◆ ASSIGNMENT 1: From the forum thread on child support below, list the household costs named in the post dated Sat Jun 9, 2012, 01:14 PM.
◆ ASSIGNMENT 2: Please resume the forum thread on child support below, continuing from its last sentence.

◆ EXCERPTED PASSAGE:
--------------------
A man never will. This is why SHE has to have the final say.

Tumbulu

(6,278 posts)
2. As if child support was something of significance financially
Sat Jun 9, 2012, 01:14 PM
Jun 2012

it is preposterous- men pay maybe $600/month and think that this supports a child? Rent alone is a good $500/per bedroom in a house....car payments, food, it is ludicrous.

And to imply that child support somehow compensates the single mother for the 24/7 responsibility..... pain and suffering, risk of life....oh my goodness.....to me it just shows how silly it is for women to continually act as though being a mother "is nothing", having a baby "no big deal" etc. The characterization that mothering is something one can do on the side like some sort of a hobby results in this complete an utter failure of society to respect the absolute work of it all.

Don't get me going.

Tumbulu

(6,278 posts)
8. isn't this ridiculous that it is even considered support?
Sat Jun 9, 2012, 05:34 PM
Jun 2012

Why is it considered nothing to care for your child?

I feel that this is something that really needs addressing.

Every time some idiot starts complaining about having to pay child support. One needs a good reply...I have yet to come up with one, though.
--------------------
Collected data
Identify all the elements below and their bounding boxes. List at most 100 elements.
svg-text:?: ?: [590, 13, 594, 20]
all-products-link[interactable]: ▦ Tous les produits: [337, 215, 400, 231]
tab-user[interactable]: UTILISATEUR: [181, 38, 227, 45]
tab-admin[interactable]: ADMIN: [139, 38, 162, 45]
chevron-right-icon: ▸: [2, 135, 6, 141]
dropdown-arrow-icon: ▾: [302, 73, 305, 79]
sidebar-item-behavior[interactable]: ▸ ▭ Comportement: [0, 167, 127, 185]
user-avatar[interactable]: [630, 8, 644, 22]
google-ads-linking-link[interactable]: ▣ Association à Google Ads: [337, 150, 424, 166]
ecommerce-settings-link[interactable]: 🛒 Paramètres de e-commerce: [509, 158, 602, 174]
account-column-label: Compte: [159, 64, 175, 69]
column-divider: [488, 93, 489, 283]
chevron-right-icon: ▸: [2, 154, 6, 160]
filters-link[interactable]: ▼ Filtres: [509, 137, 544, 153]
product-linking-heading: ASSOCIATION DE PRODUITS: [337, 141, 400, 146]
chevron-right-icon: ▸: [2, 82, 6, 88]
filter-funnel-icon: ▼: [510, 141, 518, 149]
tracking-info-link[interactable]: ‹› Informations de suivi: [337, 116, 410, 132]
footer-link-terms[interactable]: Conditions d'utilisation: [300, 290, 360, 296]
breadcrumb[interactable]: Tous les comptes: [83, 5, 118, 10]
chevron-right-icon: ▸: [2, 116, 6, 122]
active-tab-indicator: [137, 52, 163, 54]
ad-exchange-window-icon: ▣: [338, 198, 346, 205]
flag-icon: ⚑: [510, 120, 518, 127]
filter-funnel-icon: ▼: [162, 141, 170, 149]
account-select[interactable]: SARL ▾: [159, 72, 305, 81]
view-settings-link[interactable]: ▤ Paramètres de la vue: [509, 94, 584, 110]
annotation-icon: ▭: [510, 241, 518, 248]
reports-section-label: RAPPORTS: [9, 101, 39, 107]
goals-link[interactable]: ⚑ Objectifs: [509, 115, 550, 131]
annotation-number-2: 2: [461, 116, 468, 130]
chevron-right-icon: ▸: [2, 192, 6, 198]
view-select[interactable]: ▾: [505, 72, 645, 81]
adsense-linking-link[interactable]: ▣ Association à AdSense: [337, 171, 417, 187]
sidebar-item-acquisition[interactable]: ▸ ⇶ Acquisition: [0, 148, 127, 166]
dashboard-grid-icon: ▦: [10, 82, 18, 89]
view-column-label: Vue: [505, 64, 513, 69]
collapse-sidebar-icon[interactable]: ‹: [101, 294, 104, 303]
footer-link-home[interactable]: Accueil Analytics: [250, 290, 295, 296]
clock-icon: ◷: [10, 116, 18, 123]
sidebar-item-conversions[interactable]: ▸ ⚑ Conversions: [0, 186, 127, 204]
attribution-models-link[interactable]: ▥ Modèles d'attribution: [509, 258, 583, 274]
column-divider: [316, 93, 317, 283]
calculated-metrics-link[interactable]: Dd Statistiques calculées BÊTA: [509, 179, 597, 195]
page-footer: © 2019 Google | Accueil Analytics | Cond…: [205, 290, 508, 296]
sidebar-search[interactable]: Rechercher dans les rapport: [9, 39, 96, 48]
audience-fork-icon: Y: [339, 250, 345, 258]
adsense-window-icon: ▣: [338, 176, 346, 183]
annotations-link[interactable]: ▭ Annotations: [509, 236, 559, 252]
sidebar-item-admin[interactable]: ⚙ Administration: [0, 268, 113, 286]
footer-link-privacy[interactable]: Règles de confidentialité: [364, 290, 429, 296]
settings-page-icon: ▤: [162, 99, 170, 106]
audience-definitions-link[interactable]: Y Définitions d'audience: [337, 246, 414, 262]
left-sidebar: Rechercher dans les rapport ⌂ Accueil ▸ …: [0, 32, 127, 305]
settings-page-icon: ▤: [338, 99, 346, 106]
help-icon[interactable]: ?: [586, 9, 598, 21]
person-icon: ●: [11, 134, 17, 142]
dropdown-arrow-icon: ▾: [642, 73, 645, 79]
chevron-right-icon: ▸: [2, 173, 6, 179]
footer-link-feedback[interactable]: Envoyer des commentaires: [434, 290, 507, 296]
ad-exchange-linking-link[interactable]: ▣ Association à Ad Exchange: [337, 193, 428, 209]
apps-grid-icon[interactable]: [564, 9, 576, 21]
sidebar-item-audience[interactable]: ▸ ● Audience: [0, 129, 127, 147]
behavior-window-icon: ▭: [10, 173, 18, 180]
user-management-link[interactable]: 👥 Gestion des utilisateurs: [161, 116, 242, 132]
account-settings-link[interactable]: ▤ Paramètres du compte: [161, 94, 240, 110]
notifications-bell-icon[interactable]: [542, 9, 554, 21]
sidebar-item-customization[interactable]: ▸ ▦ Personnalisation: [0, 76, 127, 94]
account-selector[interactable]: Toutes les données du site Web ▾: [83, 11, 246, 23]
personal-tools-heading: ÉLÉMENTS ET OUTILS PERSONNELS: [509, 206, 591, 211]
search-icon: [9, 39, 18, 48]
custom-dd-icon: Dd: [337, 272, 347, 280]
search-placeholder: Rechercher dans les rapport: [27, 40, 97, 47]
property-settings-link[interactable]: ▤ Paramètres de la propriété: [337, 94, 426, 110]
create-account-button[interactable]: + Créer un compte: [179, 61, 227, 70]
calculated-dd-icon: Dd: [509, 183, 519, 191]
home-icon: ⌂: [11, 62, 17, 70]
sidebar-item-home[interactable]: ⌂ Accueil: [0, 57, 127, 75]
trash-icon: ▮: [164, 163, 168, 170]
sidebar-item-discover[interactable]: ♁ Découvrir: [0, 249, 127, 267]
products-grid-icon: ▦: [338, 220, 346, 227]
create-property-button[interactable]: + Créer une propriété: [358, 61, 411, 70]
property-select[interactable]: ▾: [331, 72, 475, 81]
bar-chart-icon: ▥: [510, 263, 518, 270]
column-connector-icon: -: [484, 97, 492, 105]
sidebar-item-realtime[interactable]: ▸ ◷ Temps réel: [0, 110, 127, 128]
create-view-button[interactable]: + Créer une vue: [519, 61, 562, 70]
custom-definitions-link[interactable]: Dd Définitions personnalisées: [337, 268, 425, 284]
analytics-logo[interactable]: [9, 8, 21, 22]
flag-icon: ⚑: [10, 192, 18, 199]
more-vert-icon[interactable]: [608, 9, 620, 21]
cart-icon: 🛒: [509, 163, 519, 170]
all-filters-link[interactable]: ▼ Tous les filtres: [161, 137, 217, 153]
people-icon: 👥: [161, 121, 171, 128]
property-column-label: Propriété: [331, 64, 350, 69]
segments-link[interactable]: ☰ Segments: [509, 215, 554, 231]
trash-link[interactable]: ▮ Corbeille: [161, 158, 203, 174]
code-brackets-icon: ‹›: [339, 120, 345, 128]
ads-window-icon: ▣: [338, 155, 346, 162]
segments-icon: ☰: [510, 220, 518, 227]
--------------------
◆ RESPONSE 1: Rent, car payments, food

◆ RESPONSE 2:
 

seabeyond

(110,159 posts)
5. my niece was going thru this. didnt like the father. told her tough
Sat Jun 9, 2012, 01:32 PM
Jun 2012

unless soem threat of some kind to her or the child, it was her job to look at it 50/50. i am a believer the father has rights and considerations and should be heard. though, thru preg, i also agree that the right totally tilts to the woman. but, i do think that the woman has a responsibility to be fair, if she can. and the father be included.

i do not agree that the man EVER has the right to not pay.

redqueen

(115,103 posts)
6. Ah, Katie Roiphe again. Padding her bank account by telling men what they want to hear.
Sat Jun 9, 2012, 02:02 PM
Jun 2012

She is an anti-feminist and Slate needs to hear about it.